Exercício curto: No texto sobre o passado comunista da Europa Central e Oriental, o que um tribunal na Polônia decretou em janeiro?

Texto do documento:
- - -
Países do antigo bloco socialista começam a lidar com assuntos mal resolvidos de sua história recente: a opressão, a espionagem e os massacres patrocinados por ditadores comunistas

Por The New York Times
10 mar 2012, 15h18

Apesar de tudo o que conquistou desde a queda da Cortina de Ferro, há tempos que a Polônia tem evitado um acerto de contas com o seu passado comunista – a opressão, a espionagem e até mesmo os massacres. A sociedade preferiu esquecer, ou seguir em frente.

Portanto, pode parecer surpresa que a Polônia e muitos de seus países vizinhos da Europa Central e Oriental tenham decidido que chegou a hora de lidar com assuntos mal resolvidos. De repente, criou-se uma onda de investigações na forma de ações governamentais e explorações culturais, algumas buscando um desfecho, outras reivindicando indenizações.

Um tribunal na Polônia decretou, em janeiro, que os líderes comunistas por trás da imposição da lei marcial em dezembro de 1981 integravam um “grupo criminoso”. O presidente da Bulgária está tentando demitir embaixadores que trabalharam como agentes de segurança. O governo da Macedônia está ocupado com a caça a colaboradores, e a nova constituição da Hungria permite que sejam abertos processos jurídicos contra antigos comunistas.
- - -
Extrato de dados:
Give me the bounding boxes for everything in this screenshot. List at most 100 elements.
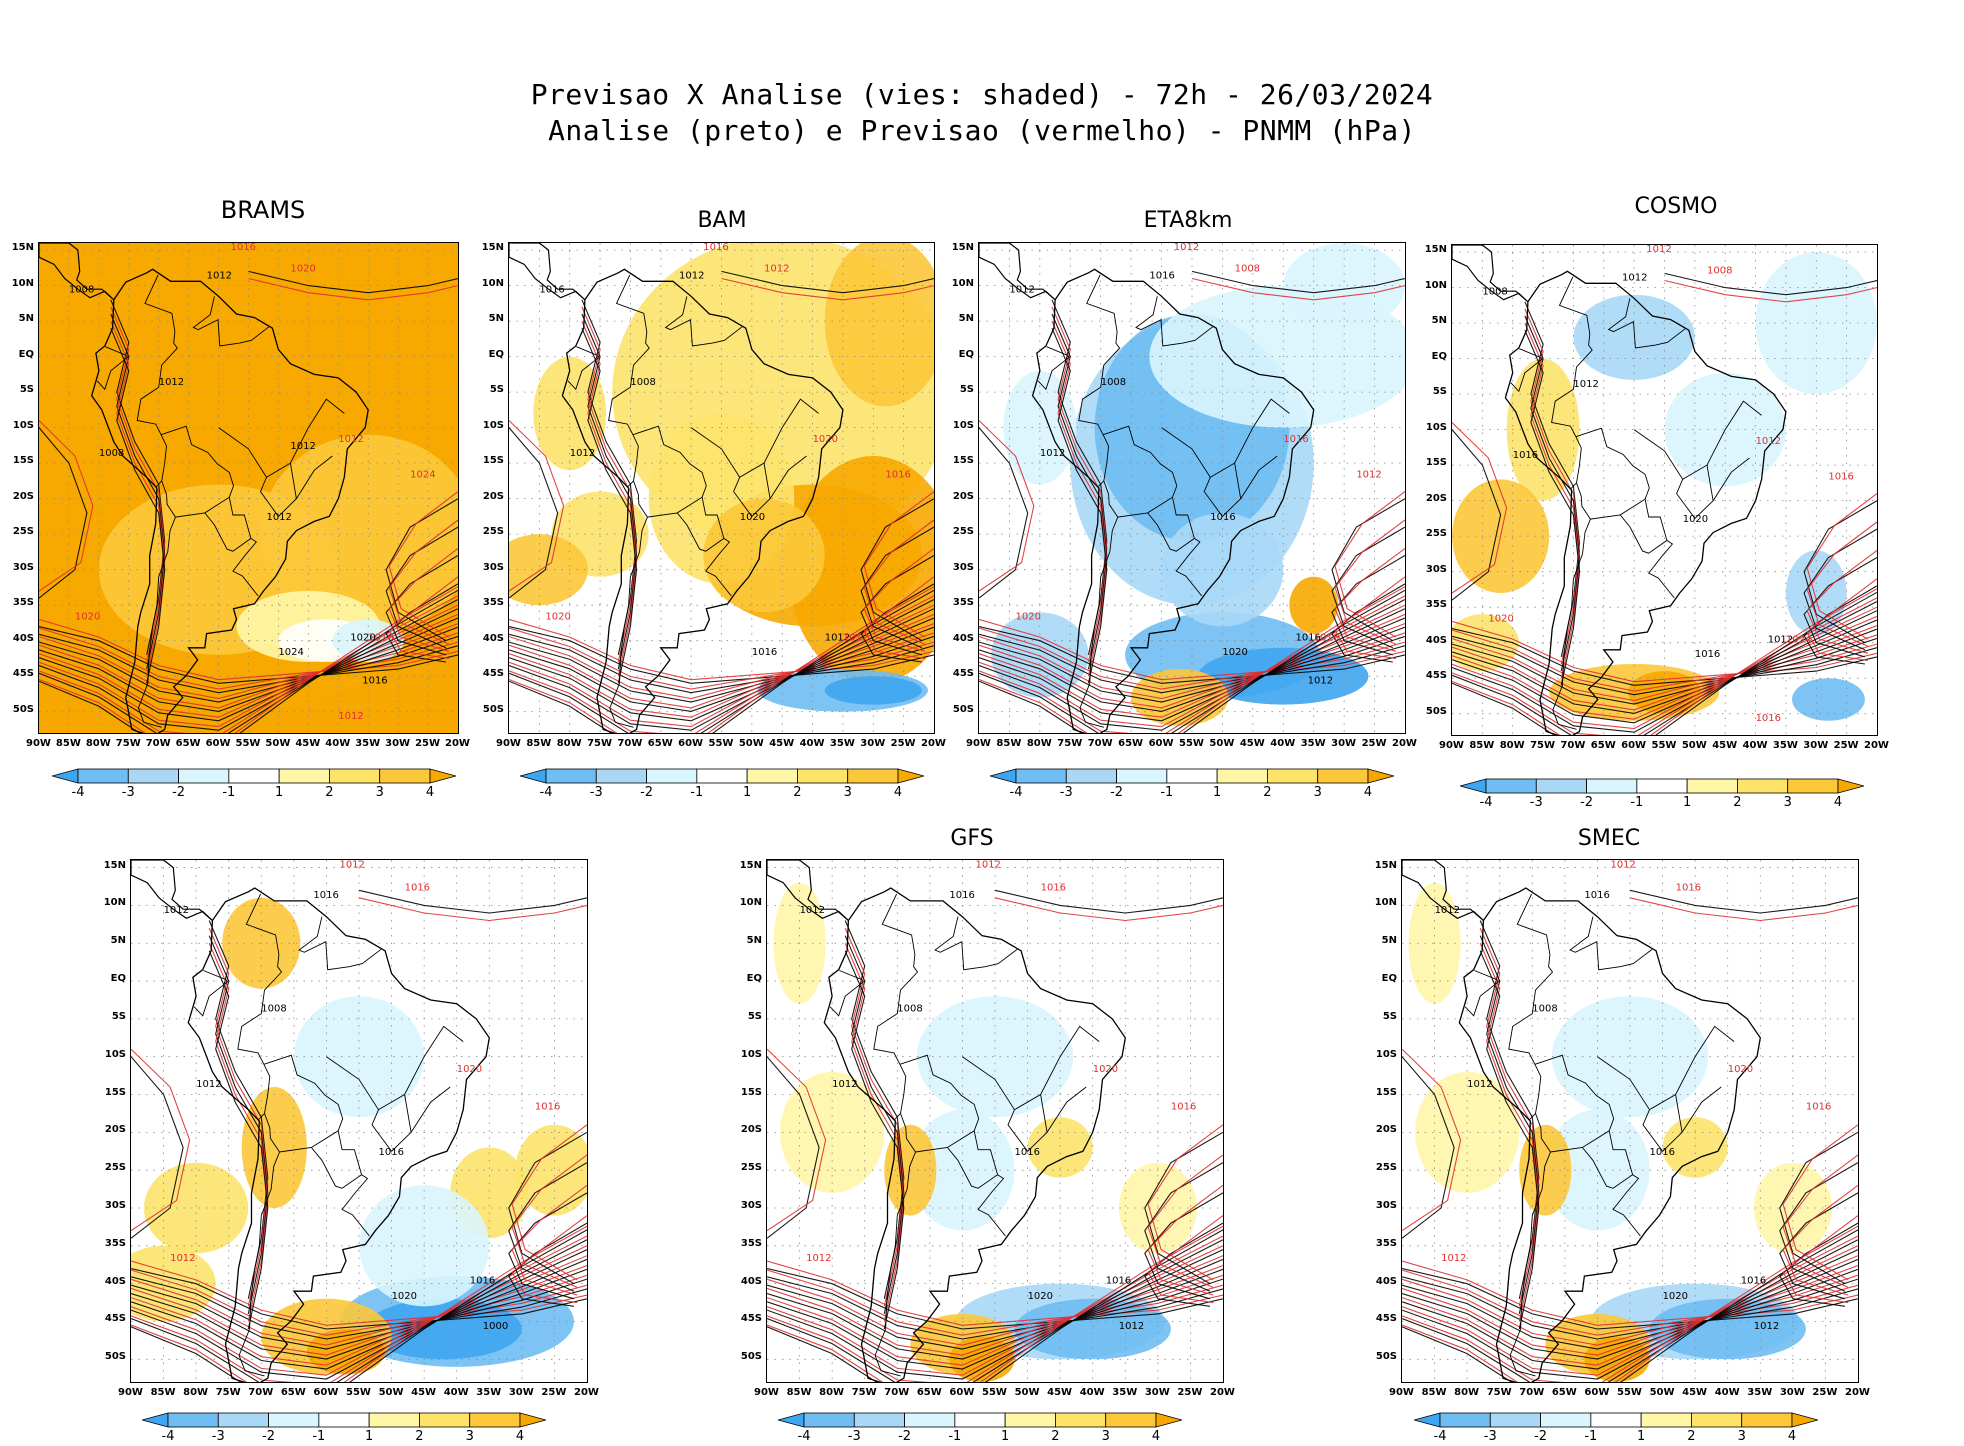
- - -
Resultado final: Decretou que os líderes comunistas por trás da imposição da lei marcial em dezembro de 1981 integravam um "grupo criminoso".